[Entries with figure data]
☆ ☆ ☆ ☆ ☆ ☆ ☆

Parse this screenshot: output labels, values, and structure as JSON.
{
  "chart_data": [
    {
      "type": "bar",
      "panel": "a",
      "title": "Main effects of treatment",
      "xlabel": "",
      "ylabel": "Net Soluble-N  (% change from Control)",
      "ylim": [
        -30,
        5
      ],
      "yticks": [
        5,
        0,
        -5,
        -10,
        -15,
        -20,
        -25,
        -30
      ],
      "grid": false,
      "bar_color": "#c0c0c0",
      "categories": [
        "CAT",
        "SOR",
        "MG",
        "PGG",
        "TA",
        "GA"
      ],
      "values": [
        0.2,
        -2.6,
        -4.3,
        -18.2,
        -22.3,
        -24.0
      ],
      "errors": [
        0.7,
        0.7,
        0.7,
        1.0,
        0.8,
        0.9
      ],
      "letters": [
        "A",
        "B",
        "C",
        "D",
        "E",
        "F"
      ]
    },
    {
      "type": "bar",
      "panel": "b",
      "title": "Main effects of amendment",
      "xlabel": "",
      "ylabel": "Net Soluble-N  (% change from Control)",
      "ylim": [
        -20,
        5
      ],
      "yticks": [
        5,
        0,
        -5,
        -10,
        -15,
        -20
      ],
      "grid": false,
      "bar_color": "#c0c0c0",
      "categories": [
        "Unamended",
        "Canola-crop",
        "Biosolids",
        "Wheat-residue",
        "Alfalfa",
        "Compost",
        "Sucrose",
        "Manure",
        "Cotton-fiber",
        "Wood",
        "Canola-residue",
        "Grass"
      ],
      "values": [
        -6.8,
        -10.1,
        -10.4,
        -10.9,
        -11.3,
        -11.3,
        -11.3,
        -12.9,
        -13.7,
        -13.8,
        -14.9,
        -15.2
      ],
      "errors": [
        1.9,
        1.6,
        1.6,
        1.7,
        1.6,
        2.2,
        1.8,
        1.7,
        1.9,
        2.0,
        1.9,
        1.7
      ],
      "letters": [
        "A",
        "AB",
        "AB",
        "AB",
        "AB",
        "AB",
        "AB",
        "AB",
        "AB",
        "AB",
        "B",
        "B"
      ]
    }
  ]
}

☆ ☆ ☆ ☆ ☆ ☆ ☆

• **WRITTEN INSTRUCTION**
Copy out the whole listing exactly as written.

• **CORRECT OUTPUT**
Parse this screenshot: output labels, values, and structure as JSON.
{
  "chart_data": [
    {
      "type": "bar",
      "panel": "a",
      "title": "Main effects of treatment",
      "xlabel": "",
      "ylabel": "Net Soluble-N  (% change from Control)",
      "ylim": [
        -30,
        5
      ],
      "yticks": [
        5,
        0,
        -5,
        -10,
        -15,
        -20,
        -25,
        -30
      ],
      "grid": false,
      "bar_color": "#c0c0c0",
      "categories": [
        "CAT",
        "SOR",
        "MG",
        "PGG",
        "TA",
        "GA"
      ],
      "values": [
        0.2,
        -2.6,
        -4.3,
        -18.2,
        -22.3,
        -24.0
      ],
      "errors": [
        0.7,
        0.7,
        0.7,
        1.0,
        0.8,
        0.9
      ],
      "letters": [
        "A",
        "B",
        "C",
        "D",
        "E",
        "F"
      ]
    },
    {
      "type": "bar",
      "panel": "b",
      "title": "Main effects of amendment",
      "xlabel": "",
      "ylabel": "Net Soluble-N  (% change from Control)",
      "ylim": [
        -20,
        5
      ],
      "yticks": [
        5,
        0,
        -5,
        -10,
        -15,
        -20
      ],
      "grid": false,
      "bar_color": "#c0c0c0",
      "categories": [
        "Unamended",
        "Canola-crop",
        "Biosolids",
        "Wheat-residue",
        "Alfalfa",
        "Compost",
        "Sucrose",
        "Manure",
        "Cotton-fiber",
        "Wood",
        "Canola-residue",
        "Grass"
      ],
      "values": [
        -6.8,
        -10.1,
        -10.4,
        -10.9,
        -11.3,
        -11.3,
        -11.3,
        -12.9,
        -13.7,
        -13.8,
        -14.9,
        -15.2
      ],
      "errors": [
        1.9,
        1.6,
        1.6,
        1.7,
        1.6,
        2.2,
        1.8,
        1.7,
        1.9,
        2.0,
        1.9,
        1.7
      ],
      "letters": [
        "A",
        "AB",
        "AB",
        "AB",
        "AB",
        "AB",
        "AB",
        "AB",
        "AB",
        "AB",
        "B",
        "B"
      ]
    }
  ]
}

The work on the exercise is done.